- JOB -
Find the lines with the string "Fcst" and return them.

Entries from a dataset
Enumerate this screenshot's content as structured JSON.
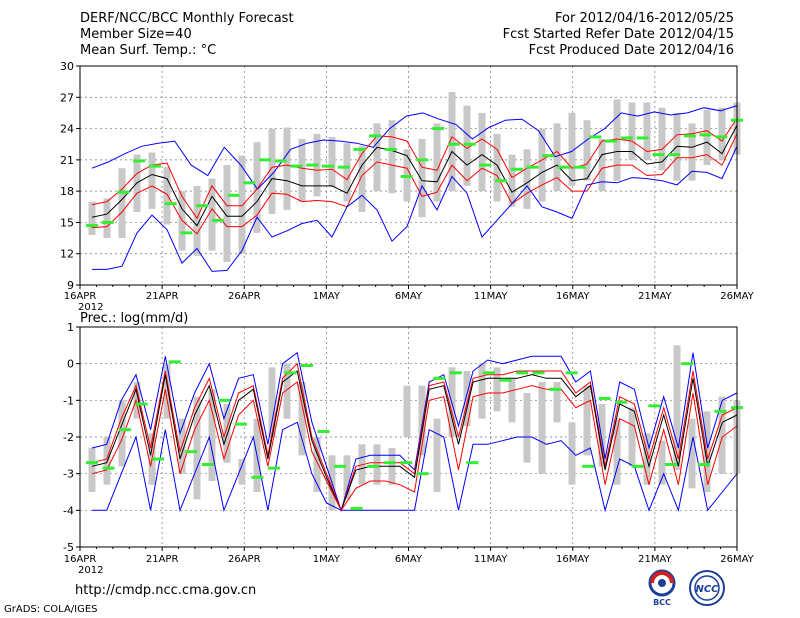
{
  "header": {
    "left": [
      "DERF/NCC/BCC Monthly Forecast",
      "Member Size=40",
      "Mean Surf. Temp.: °C"
    ],
    "right": [
      "For 2012/04/16-2012/05/25",
      "Fcst Started Refer Date 2012/04/15",
      "Fcst Produced Date 2012/04/16"
    ]
  },
  "footer": {
    "url": "http://cmdp.ncc.cma.gov.cn",
    "credit": "GrADS: COLA/IGES"
  },
  "logos": {
    "bcc": "BCC",
    "ncc": "NCC"
  },
  "colors": {
    "envelope": "#0000ff",
    "spread": "#ff0000",
    "mean": "#000000",
    "obs": "#33ee33",
    "box": "#c8c8c8"
  },
  "chart_data": [
    {
      "type": "line",
      "title": "Mean Surf. Temp.: °C",
      "x_ticks": [
        "16APR",
        "21APR",
        "26APR",
        "1MAY",
        "6MAY",
        "11MAY",
        "16MAY",
        "21MAY",
        "26MAY"
      ],
      "x_sublabel": "2012",
      "ylim": [
        9,
        30
      ],
      "y_ticks": [
        9,
        12,
        15,
        18,
        21,
        24,
        27,
        30
      ],
      "series": [
        {
          "name": "max",
          "values": [
            20.2,
            20.8,
            21.6,
            22.3,
            22.6,
            22.8,
            20.5,
            19.5,
            22.2,
            20.5,
            18.2,
            19.8,
            22.0,
            22.6,
            22.9,
            22.8,
            22.6,
            22.2,
            24.0,
            25.2,
            25.5,
            24.9,
            24.4,
            23.0,
            24.1,
            24.8,
            24.9,
            23.8,
            21.3,
            21.8,
            23.0,
            24.0,
            25.5,
            25.2,
            25.6,
            25.3,
            25.5,
            26.0,
            25.7,
            26.2
          ]
        },
        {
          "name": "upper",
          "values": [
            16.7,
            17.0,
            18.2,
            19.7,
            20.5,
            20.7,
            17.5,
            15.4,
            18.5,
            16.6,
            16.6,
            18.2,
            20.3,
            20.5,
            20.2,
            20.0,
            20.1,
            19.1,
            21.6,
            23.3,
            23.2,
            22.8,
            20.3,
            20.0,
            23.2,
            22.1,
            23.0,
            22.0,
            19.3,
            20.2,
            21.0,
            21.8,
            20.2,
            20.6,
            22.8,
            23.0,
            22.8,
            21.8,
            22.0,
            23.4,
            23.5,
            23.8,
            22.8,
            25.0
          ]
        },
        {
          "name": "mean",
          "values": [
            15.5,
            15.8,
            17.2,
            18.8,
            19.6,
            19.2,
            16.3,
            14.7,
            17.5,
            15.6,
            15.6,
            17.0,
            19.2,
            19.0,
            18.5,
            18.5,
            18.5,
            17.8,
            20.5,
            22.2,
            21.9,
            21.4,
            19.0,
            18.9,
            21.8,
            20.5,
            21.5,
            20.5,
            17.9,
            18.8,
            19.8,
            20.5,
            19.0,
            19.2,
            21.5,
            21.8,
            21.8,
            20.6,
            20.8,
            22.3,
            22.2,
            22.7,
            21.6,
            24.3
          ]
        },
        {
          "name": "lower",
          "values": [
            14.5,
            14.6,
            16.0,
            17.8,
            18.5,
            17.7,
            15.2,
            13.9,
            16.3,
            14.6,
            14.6,
            15.7,
            17.8,
            17.7,
            17.0,
            17.1,
            17.0,
            16.5,
            19.5,
            20.8,
            20.5,
            20.2,
            17.5,
            17.9,
            20.5,
            19.0,
            20.2,
            19.5,
            16.8,
            17.8,
            18.6,
            19.3,
            18.0,
            18.0,
            20.2,
            20.5,
            20.5,
            19.5,
            19.6,
            21.2,
            21.2,
            21.5,
            20.5,
            23.5
          ]
        },
        {
          "name": "min",
          "values": [
            10.5,
            10.5,
            10.8,
            14.0,
            15.7,
            14.3,
            11.1,
            12.5,
            10.3,
            10.4,
            12.3,
            15.5,
            13.6,
            14.2,
            14.9,
            15.2,
            13.6,
            16.5,
            17.6,
            16.2,
            13.2,
            14.6,
            18.5,
            16.2,
            19.4,
            17.8,
            13.6,
            15.2,
            16.8,
            18.5,
            16.5,
            16.0,
            15.4,
            18.6,
            18.9,
            18.8,
            19.3,
            19.2,
            19.0,
            18.6,
            19.9,
            19.8,
            19.2,
            22.3
          ]
        },
        {
          "name": "observed",
          "values": [
            14.7,
            15.0,
            17.9,
            20.9,
            20.4,
            16.8,
            14.0,
            16.6,
            15.2,
            17.6,
            18.8,
            21.0,
            20.9,
            20.4,
            20.5,
            20.4,
            20.3,
            22.0,
            23.3,
            22.0,
            19.4,
            21.0,
            24.0,
            22.5,
            22.5,
            20.5,
            19.0,
            20.1,
            20.3,
            21.4,
            20.3,
            20.3,
            23.2,
            22.8,
            23.1,
            23.1,
            21.5,
            21.5,
            23.3,
            23.4,
            23.2,
            24.8
          ]
        }
      ],
      "boxes": [
        [
          13.8,
          17.0
        ],
        [
          13.5,
          17.3
        ],
        [
          13.5,
          20.2
        ],
        [
          16.0,
          21.5
        ],
        [
          16.3,
          21.7
        ],
        [
          14.8,
          20.3
        ],
        [
          12.3,
          18.0
        ],
        [
          11.8,
          18.5
        ],
        [
          12.3,
          19.2
        ],
        [
          11.2,
          20.5
        ],
        [
          12.0,
          21.4
        ],
        [
          14.0,
          22.7
        ],
        [
          15.8,
          24.0
        ],
        [
          16.2,
          24.1
        ],
        [
          17.0,
          23.0
        ],
        [
          17.5,
          23.5
        ],
        [
          18.4,
          23.2
        ],
        [
          17.0,
          22.6
        ],
        [
          16.0,
          22.3
        ],
        [
          18.0,
          24.5
        ],
        [
          17.8,
          24.8
        ],
        [
          17.0,
          22.0
        ],
        [
          15.5,
          23.0
        ],
        [
          17.0,
          24.5
        ],
        [
          18.0,
          27.5
        ],
        [
          18.5,
          26.2
        ],
        [
          18.0,
          25.5
        ],
        [
          17.0,
          23.5
        ],
        [
          16.5,
          21.5
        ],
        [
          16.3,
          22.0
        ],
        [
          17.0,
          24.0
        ],
        [
          18.0,
          24.5
        ],
        [
          18.5,
          25.5
        ],
        [
          19.0,
          24.8
        ],
        [
          18.0,
          23.0
        ],
        [
          19.0,
          26.8
        ],
        [
          21.0,
          26.5
        ],
        [
          21.0,
          26.5
        ],
        [
          20.0,
          26.0
        ],
        [
          19.0,
          25.5
        ],
        [
          19.0,
          24.5
        ],
        [
          20.5,
          25.8
        ],
        [
          21.0,
          26.0
        ],
        [
          21.5,
          26.5
        ]
      ]
    },
    {
      "type": "line",
      "title": "Prec.: log(mm/d)",
      "x_ticks": [
        "16APR",
        "21APR",
        "26APR",
        "1MAY",
        "6MAY",
        "11MAY",
        "16MAY",
        "21MAY",
        "26MAY"
      ],
      "x_sublabel": "2012",
      "ylim": [
        -5,
        1
      ],
      "y_ticks": [
        -5,
        -4,
        -3,
        -2,
        -1,
        0,
        1
      ],
      "series": [
        {
          "name": "max",
          "values": [
            -2.3,
            -2.2,
            -1.0,
            -0.3,
            -1.8,
            0.2,
            -1.9,
            -0.8,
            0.0,
            -1.5,
            -0.4,
            -0.3,
            -2.2,
            0.0,
            0.3,
            -1.6,
            -2.8,
            -4.0,
            -2.6,
            -2.5,
            -2.5,
            -2.5,
            -2.9,
            -0.5,
            -0.3,
            -1.7,
            -0.2,
            0.1,
            0.0,
            0.1,
            0.2,
            0.2,
            0.2,
            -0.5,
            -0.2,
            -2.6,
            -0.5,
            -0.7,
            -2.3,
            -0.9,
            -2.3,
            0.3,
            -2.3,
            -1.0,
            -0.8
          ]
        },
        {
          "name": "upper",
          "values": [
            -2.7,
            -2.6,
            -1.5,
            -0.6,
            -2.3,
            -0.2,
            -2.4,
            -1.2,
            -0.4,
            -2.0,
            -0.8,
            -0.6,
            -2.5,
            -0.4,
            0.0,
            -2.0,
            -3.0,
            -4.0,
            -2.8,
            -2.7,
            -2.7,
            -2.7,
            -3.0,
            -0.6,
            -0.5,
            -2.0,
            -0.4,
            -0.3,
            -0.3,
            -0.2,
            -0.2,
            -0.2,
            -0.2,
            -0.8,
            -0.5,
            -2.8,
            -0.9,
            -1.1,
            -2.6,
            -1.2,
            -2.6,
            -0.2,
            -2.6,
            -1.4,
            -1.2
          ]
        },
        {
          "name": "mean",
          "values": [
            -2.8,
            -2.7,
            -1.7,
            -0.7,
            -2.5,
            -0.3,
            -2.6,
            -1.4,
            -0.6,
            -2.2,
            -1.0,
            -0.7,
            -2.6,
            -0.5,
            -0.2,
            -2.1,
            -3.1,
            -4.0,
            -2.9,
            -2.8,
            -2.8,
            -2.8,
            -3.1,
            -0.7,
            -0.6,
            -2.2,
            -0.5,
            -0.4,
            -0.4,
            -0.4,
            -0.3,
            -0.4,
            -0.4,
            -0.9,
            -0.6,
            -2.9,
            -1.1,
            -1.3,
            -2.8,
            -1.4,
            -2.8,
            -0.4,
            -2.8,
            -1.6,
            -1.4
          ]
        },
        {
          "name": "lower",
          "values": [
            -3.0,
            -2.9,
            -2.1,
            -1.0,
            -2.8,
            -0.7,
            -3.0,
            -1.8,
            -1.0,
            -2.6,
            -1.4,
            -1.0,
            -2.8,
            -0.8,
            -0.5,
            -2.4,
            -3.2,
            -4.0,
            -3.4,
            -3.2,
            -3.2,
            -3.3,
            -3.5,
            -1.0,
            -0.9,
            -2.9,
            -0.9,
            -0.8,
            -0.8,
            -0.7,
            -0.6,
            -0.7,
            -0.7,
            -1.2,
            -1.0,
            -3.3,
            -1.5,
            -1.7,
            -3.3,
            -1.8,
            -3.3,
            -0.8,
            -3.3,
            -2.0,
            -1.7
          ]
        },
        {
          "name": "min",
          "values": [
            -4.0,
            -4.0,
            -3.0,
            -2.0,
            -4.0,
            -1.8,
            -4.0,
            -3.0,
            -2.0,
            -4.0,
            -3.0,
            -2.0,
            -4.0,
            -1.8,
            -1.6,
            -3.0,
            -3.8,
            -4.0,
            -4.0,
            -4.0,
            -4.0,
            -4.0,
            -4.0,
            -1.8,
            -2.0,
            -4.0,
            -2.2,
            -2.2,
            -2.1,
            -2.0,
            -2.0,
            -2.2,
            -2.1,
            -2.5,
            -2.3,
            -4.0,
            -2.6,
            -2.8,
            -4.0,
            -3.0,
            -4.0,
            -2.0,
            -4.0,
            -3.5,
            -3.0
          ]
        },
        {
          "name": "observed",
          "values": [
            -2.7,
            -2.85,
            -1.8,
            -1.1,
            -2.6,
            0.05,
            -2.4,
            -2.75,
            -1.0,
            -1.65,
            -3.1,
            -2.85,
            -0.25,
            -0.05,
            -1.85,
            -2.8,
            -3.95,
            -2.8,
            -2.7,
            -2.7,
            -3.0,
            -0.4,
            -0.25,
            -2.7,
            -0.25,
            -0.45,
            -0.25,
            -0.25,
            -0.7,
            -0.25,
            -2.8,
            -0.95,
            -1.05,
            -2.8,
            -1.15,
            -2.75,
            0.0,
            -2.75,
            -1.3,
            -1.2
          ]
        }
      ],
      "boxes": [
        [
          -3.5,
          -2.3
        ],
        [
          -3.3,
          -2.0
        ],
        [
          -2.8,
          -1.0
        ],
        [
          -1.5,
          -0.5
        ],
        [
          -3.3,
          -1.9
        ],
        [
          -1.5,
          0.0
        ],
        [
          -3.0,
          -1.5
        ],
        [
          -3.7,
          -0.9
        ],
        [
          -3.2,
          -0.7
        ],
        [
          -2.7,
          -1.1
        ],
        [
          -3.3,
          -2.6
        ],
        [
          -3.5,
          -1.5
        ],
        [
          -2.0,
          -0.1
        ],
        [
          -1.5,
          0.0
        ],
        [
          -2.5,
          -0.5
        ],
        [
          -3.5,
          -2.0
        ],
        [
          -4.0,
          -2.5
        ],
        [
          -3.7,
          -2.5
        ],
        [
          -3.3,
          -2.2
        ],
        [
          -3.3,
          -2.2
        ],
        [
          -3.3,
          -2.3
        ],
        [
          -2.0,
          -0.6
        ],
        [
          -2.5,
          -0.6
        ],
        [
          -3.5,
          -1.5
        ],
        [
          -2.0,
          -0.1
        ],
        [
          -1.7,
          -0.2
        ],
        [
          -1.5,
          0.0
        ],
        [
          -1.3,
          -0.1
        ],
        [
          -1.6,
          -0.4
        ],
        [
          -2.7,
          -0.8
        ],
        [
          -3.0,
          -0.5
        ],
        [
          -1.6,
          -0.5
        ],
        [
          -3.3,
          -1.6
        ],
        [
          -2.5,
          -0.6
        ],
        [
          -2.8,
          -1.1
        ],
        [
          -3.3,
          -1.5
        ],
        [
          -2.8,
          -1.2
        ],
        [
          -3.3,
          -1.9
        ],
        [
          -3.3,
          -2.1
        ],
        [
          -2.9,
          0.5
        ],
        [
          -3.4,
          -1.5
        ],
        [
          -3.5,
          -1.3
        ],
        [
          -3.0,
          -0.9
        ],
        [
          -3.0,
          -1.0
        ]
      ]
    }
  ]
}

- THE SOLUTION -
      "Fcst Started Refer Date 2012/04/15",
      "Fcst Produced Date 2012/04/16"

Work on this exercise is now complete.